**SET TASK:**
Give the count of lines containing the string "Rizoma", with no other output.

**EXCERPTED DATA:**
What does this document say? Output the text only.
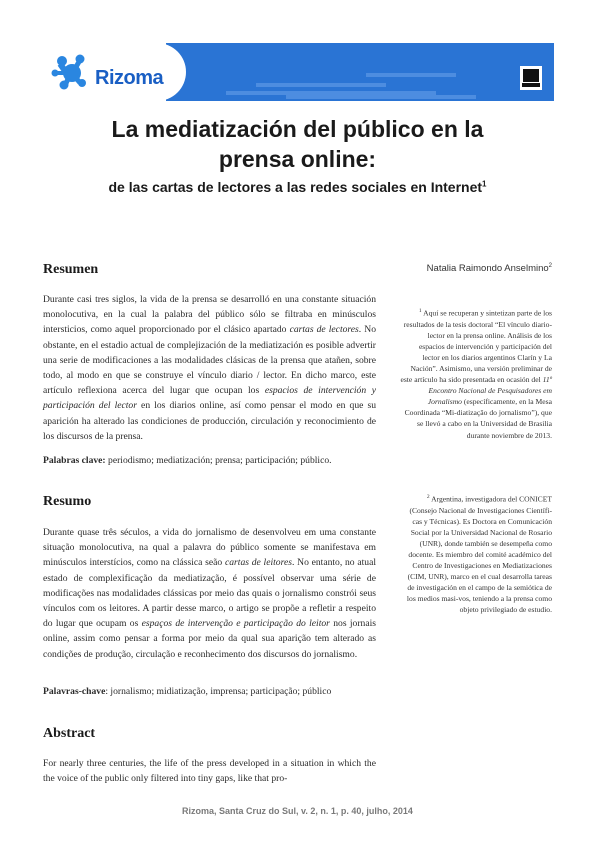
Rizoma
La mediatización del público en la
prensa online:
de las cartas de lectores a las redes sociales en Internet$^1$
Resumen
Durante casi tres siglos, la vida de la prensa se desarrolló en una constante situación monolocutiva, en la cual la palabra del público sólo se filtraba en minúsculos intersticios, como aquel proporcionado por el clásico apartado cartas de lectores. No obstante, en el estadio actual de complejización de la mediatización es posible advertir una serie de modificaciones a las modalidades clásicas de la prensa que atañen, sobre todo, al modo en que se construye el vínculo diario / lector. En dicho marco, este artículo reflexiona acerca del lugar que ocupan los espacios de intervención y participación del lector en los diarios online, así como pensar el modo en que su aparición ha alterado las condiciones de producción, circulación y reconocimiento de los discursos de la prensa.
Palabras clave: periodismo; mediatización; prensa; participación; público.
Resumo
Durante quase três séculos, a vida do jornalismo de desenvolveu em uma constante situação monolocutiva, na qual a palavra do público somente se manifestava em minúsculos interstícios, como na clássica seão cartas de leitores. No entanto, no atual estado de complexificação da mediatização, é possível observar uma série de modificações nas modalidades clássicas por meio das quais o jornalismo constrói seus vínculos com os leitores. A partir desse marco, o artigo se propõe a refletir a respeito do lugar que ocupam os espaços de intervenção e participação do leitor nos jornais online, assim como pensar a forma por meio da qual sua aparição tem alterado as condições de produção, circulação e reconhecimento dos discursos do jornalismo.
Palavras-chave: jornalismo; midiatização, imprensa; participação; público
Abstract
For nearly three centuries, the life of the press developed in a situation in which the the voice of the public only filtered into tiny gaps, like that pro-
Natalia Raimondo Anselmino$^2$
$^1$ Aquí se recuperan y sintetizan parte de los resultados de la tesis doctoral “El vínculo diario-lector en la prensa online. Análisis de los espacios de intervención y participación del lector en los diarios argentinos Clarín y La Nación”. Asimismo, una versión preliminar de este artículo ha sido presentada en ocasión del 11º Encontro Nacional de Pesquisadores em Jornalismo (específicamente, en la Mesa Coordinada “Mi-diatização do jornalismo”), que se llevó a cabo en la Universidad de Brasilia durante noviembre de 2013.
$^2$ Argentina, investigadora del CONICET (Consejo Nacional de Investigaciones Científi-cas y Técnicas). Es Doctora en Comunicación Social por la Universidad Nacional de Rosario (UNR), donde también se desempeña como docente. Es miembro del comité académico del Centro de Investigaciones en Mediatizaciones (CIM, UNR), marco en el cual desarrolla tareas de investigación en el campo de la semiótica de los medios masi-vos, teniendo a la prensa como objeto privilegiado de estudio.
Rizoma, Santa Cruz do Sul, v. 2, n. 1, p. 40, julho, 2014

--

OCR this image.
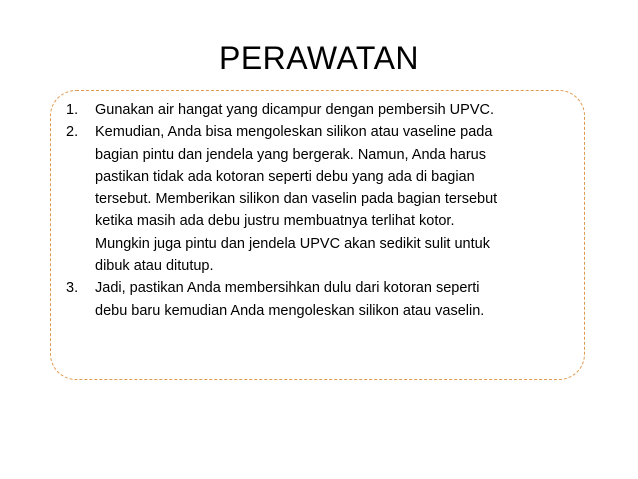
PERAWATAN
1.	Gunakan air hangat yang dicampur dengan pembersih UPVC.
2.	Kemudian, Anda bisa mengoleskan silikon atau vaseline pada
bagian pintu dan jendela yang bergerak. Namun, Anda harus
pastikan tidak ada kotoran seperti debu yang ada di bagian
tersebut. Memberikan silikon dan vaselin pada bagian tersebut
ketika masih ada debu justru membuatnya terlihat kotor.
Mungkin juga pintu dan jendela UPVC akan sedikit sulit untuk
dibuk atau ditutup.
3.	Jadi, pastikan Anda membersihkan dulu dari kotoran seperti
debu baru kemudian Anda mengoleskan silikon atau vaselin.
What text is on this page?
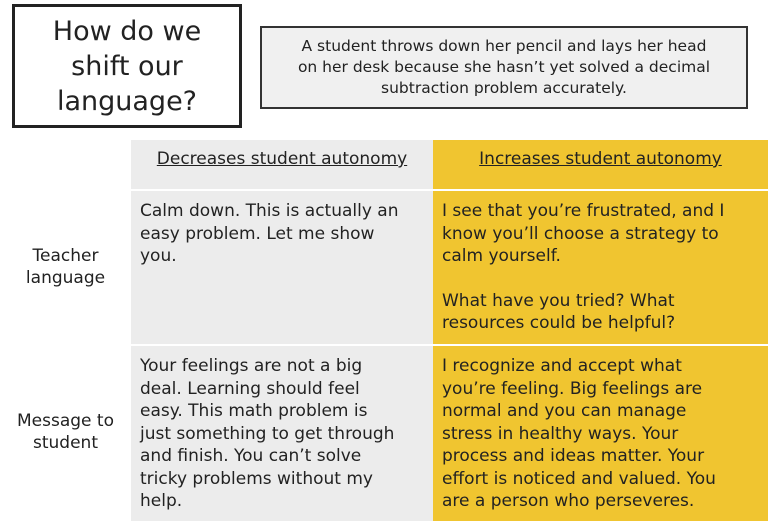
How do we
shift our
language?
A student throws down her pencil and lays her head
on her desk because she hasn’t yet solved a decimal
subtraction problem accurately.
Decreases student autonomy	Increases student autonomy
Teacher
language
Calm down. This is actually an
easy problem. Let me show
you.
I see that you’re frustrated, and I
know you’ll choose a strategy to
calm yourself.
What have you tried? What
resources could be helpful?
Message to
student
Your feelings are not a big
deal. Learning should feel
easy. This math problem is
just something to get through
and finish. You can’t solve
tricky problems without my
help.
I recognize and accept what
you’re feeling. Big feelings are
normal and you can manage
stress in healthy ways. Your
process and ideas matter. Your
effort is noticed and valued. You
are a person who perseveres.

**FULL OUTPUT:**
2